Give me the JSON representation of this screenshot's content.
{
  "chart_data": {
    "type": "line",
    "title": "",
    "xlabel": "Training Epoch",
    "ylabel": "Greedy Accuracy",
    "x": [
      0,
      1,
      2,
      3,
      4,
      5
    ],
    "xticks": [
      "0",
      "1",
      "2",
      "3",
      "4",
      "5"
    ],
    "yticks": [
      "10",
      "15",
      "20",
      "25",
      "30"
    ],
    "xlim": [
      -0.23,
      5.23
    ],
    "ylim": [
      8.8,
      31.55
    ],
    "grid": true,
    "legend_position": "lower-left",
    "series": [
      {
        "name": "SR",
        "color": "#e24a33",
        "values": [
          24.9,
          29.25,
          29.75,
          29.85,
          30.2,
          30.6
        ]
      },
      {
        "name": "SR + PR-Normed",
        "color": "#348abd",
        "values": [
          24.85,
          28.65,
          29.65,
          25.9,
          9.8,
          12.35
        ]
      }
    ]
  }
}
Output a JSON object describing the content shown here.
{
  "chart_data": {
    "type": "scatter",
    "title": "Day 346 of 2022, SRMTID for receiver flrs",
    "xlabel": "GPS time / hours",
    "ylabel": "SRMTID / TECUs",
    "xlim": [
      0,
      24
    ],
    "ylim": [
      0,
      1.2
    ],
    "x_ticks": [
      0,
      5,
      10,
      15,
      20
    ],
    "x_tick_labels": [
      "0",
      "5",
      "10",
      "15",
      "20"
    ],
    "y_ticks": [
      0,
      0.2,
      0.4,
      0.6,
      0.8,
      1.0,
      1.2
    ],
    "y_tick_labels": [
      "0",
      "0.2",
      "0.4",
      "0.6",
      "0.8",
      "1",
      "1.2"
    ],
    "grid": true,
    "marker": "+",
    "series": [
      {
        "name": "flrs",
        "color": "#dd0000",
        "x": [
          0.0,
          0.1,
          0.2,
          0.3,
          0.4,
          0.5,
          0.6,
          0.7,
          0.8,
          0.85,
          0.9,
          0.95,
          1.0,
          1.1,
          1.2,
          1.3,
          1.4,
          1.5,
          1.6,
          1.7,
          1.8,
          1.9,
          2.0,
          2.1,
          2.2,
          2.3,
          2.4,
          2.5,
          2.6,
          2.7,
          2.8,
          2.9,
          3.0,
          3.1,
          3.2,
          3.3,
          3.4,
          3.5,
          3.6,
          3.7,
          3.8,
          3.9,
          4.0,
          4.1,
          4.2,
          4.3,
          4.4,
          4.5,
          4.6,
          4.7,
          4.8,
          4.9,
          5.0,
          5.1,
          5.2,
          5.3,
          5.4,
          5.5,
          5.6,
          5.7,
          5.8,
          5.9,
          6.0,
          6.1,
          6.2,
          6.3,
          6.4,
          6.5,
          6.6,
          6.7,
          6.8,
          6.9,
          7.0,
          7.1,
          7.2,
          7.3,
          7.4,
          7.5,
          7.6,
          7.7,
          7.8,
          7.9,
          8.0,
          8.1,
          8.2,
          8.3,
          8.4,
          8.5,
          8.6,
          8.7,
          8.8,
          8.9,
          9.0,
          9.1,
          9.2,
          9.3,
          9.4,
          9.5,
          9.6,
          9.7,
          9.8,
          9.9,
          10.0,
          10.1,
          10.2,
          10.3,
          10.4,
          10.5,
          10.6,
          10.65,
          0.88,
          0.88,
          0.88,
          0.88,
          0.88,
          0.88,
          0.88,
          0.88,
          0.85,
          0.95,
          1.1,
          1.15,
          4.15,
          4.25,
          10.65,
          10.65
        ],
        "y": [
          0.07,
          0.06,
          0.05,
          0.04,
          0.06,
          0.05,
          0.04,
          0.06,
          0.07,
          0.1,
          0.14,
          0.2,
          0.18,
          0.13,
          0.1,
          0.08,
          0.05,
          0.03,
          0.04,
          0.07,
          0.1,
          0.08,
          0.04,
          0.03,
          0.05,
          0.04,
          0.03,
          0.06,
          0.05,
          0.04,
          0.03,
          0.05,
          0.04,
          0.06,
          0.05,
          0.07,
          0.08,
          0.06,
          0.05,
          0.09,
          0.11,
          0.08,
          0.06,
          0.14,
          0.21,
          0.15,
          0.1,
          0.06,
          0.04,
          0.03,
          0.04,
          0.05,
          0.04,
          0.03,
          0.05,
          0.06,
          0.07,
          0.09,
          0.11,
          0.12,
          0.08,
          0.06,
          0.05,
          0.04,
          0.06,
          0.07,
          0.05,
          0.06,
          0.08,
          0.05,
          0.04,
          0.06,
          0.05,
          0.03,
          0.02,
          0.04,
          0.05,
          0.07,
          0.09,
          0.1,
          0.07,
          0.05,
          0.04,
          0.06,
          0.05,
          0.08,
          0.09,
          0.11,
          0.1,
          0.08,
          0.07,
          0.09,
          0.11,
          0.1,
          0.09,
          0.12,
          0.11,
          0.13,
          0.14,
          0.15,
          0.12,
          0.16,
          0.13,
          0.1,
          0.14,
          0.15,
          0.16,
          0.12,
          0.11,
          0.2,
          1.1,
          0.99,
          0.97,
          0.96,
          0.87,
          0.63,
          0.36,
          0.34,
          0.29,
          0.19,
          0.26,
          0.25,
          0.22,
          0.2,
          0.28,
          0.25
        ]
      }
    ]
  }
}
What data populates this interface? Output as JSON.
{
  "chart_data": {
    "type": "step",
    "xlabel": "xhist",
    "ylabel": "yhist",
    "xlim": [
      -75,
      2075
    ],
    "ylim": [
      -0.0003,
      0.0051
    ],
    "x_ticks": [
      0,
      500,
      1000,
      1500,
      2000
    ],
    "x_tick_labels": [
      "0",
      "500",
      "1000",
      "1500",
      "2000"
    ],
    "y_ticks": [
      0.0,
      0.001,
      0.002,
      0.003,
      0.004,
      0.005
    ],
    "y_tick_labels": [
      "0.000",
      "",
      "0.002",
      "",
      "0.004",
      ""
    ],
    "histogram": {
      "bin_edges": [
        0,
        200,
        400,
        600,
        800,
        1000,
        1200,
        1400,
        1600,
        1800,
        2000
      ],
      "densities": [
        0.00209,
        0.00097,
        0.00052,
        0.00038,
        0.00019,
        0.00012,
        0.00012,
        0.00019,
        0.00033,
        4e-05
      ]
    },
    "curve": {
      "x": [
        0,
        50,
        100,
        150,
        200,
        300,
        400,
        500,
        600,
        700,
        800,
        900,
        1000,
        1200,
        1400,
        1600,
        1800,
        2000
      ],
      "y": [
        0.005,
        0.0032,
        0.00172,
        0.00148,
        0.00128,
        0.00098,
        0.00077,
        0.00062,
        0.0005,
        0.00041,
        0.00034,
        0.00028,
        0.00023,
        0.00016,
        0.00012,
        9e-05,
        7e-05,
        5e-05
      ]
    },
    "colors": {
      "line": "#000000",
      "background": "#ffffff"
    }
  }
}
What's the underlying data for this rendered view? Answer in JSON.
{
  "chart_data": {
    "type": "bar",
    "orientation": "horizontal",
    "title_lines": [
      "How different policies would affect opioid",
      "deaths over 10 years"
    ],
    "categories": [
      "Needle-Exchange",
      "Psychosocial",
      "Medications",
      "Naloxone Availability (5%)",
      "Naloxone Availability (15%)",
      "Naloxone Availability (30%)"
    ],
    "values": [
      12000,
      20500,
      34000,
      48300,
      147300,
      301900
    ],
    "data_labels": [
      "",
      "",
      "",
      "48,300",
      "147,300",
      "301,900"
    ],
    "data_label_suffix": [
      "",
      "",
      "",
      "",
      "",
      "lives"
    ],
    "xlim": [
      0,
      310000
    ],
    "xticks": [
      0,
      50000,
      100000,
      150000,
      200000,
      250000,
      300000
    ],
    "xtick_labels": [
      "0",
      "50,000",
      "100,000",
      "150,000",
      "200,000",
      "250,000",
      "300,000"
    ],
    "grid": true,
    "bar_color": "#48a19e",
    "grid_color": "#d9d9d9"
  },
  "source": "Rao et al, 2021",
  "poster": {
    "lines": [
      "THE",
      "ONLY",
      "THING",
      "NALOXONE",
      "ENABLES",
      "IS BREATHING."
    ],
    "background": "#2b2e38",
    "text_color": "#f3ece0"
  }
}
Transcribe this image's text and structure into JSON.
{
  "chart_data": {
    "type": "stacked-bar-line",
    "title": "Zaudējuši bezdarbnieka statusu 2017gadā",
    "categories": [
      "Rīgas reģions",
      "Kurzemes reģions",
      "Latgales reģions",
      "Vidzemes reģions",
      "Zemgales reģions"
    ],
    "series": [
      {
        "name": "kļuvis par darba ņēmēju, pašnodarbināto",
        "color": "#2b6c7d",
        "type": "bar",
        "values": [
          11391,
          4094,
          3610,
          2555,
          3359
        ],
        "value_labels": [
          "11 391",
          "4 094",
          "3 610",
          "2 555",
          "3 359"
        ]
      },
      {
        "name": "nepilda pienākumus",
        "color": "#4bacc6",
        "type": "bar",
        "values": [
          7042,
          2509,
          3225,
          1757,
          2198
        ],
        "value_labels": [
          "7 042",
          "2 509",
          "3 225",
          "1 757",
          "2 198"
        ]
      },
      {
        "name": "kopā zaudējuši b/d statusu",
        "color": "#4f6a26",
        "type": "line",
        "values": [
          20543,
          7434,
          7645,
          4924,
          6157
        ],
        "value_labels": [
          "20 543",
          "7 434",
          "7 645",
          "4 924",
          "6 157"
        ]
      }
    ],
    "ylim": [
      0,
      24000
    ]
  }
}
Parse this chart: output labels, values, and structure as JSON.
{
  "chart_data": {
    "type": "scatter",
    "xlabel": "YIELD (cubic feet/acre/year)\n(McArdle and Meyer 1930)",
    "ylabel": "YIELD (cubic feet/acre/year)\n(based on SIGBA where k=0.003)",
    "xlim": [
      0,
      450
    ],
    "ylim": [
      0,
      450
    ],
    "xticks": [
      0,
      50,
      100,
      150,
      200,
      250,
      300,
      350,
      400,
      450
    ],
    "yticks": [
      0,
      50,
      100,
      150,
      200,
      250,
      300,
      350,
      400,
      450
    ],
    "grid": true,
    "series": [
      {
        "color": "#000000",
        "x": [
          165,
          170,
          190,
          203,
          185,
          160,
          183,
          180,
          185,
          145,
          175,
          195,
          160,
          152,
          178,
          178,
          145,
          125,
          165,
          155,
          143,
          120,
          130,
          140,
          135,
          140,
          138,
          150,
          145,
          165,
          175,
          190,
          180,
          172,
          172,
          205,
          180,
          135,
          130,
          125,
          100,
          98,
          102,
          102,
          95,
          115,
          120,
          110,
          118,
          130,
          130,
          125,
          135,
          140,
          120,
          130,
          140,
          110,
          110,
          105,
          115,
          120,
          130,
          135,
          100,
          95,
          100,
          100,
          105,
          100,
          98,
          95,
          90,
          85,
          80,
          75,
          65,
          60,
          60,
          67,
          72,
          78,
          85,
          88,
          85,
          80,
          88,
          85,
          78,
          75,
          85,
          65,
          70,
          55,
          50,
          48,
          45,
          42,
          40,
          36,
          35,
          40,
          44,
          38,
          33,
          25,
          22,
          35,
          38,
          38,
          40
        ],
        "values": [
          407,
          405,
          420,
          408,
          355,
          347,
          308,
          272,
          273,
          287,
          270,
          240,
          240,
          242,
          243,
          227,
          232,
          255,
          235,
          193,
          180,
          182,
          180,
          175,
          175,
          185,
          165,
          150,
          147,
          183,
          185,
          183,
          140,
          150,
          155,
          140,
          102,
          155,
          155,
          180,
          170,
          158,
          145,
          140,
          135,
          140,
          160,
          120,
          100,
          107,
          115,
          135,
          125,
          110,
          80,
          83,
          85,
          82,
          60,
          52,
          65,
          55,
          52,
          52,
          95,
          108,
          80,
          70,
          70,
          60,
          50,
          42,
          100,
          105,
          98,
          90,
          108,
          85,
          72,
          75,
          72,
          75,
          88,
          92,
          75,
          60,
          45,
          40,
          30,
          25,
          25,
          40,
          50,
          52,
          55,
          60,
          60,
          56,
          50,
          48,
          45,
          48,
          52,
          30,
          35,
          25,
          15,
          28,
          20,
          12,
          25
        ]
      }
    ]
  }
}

### TASK TO COMPLETE
Find the word "YIELD" and list each line it appears in.

### EXERCISE OUTPUT
    "xlabel": "YIELD (cubic feet/acre/year)\n(McArdle and Meyer 1930)",
    "ylabel": "YIELD (cubic feet/acre/year)\n(based on SIGBA where k=0.003)",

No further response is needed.